Dataset entries =
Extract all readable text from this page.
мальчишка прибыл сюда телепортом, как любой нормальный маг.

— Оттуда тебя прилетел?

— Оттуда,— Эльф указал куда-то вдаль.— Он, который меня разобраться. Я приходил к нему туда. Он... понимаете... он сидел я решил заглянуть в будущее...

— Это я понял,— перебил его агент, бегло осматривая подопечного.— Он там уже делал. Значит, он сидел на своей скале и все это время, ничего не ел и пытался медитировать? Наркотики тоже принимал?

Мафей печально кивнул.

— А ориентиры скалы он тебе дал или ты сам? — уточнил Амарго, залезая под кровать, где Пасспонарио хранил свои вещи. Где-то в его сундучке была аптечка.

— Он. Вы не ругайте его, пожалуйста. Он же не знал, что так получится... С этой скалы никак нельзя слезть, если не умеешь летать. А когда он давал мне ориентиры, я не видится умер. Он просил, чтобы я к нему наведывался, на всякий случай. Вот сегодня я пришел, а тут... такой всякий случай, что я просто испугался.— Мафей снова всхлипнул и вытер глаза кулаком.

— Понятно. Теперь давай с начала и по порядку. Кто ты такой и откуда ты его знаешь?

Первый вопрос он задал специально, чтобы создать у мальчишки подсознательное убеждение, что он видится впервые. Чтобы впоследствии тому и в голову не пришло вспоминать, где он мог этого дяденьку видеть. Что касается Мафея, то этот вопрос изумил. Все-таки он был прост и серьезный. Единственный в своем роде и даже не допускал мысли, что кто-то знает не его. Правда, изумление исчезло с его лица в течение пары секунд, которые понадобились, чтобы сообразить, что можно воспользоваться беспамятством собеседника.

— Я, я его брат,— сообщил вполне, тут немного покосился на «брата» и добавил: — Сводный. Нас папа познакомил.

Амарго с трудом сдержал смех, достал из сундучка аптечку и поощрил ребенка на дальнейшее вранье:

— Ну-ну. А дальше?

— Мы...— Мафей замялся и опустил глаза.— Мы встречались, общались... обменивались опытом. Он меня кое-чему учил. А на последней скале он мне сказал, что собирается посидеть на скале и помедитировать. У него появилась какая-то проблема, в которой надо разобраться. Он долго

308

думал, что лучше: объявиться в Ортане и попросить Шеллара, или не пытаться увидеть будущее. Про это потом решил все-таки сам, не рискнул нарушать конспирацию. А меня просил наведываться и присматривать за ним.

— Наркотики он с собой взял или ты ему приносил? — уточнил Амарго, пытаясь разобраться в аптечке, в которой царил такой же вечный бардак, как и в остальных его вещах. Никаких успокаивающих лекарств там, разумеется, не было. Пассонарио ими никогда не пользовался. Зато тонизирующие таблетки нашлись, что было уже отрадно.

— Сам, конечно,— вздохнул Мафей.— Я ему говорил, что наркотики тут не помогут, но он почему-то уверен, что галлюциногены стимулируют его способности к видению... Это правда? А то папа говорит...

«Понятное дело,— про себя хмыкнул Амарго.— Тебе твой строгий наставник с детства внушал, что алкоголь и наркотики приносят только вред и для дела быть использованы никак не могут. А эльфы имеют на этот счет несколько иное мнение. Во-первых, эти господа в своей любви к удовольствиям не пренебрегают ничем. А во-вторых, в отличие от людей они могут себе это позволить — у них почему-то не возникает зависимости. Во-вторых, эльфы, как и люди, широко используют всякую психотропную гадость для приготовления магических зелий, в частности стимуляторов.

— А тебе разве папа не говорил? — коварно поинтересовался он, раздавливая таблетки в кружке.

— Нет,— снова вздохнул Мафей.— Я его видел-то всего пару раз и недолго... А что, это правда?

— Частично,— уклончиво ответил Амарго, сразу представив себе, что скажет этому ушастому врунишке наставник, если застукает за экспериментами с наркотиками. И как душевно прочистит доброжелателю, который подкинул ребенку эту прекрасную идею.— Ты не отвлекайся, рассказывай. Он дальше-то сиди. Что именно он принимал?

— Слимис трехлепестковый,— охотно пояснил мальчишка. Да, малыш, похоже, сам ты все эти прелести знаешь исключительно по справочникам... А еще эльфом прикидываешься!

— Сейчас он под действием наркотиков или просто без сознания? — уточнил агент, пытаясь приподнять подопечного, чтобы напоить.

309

WRITTEN EXERCISE =
List every line above containing the word "подопечного".

SOLUTION TO THIS TASK =
— Это я понял,— перебил его агент, бегло осматривая подопечного.— Он там уже делал. Значит, он сидел на своей скале и все это время, ничего не ел и пытался медитировать? Наркотики тоже принимал?
— Сейчас он под действием наркотиков или просто без сознания? — уточнил агент, пытаясь приподнять подопечного, чтобы напоить.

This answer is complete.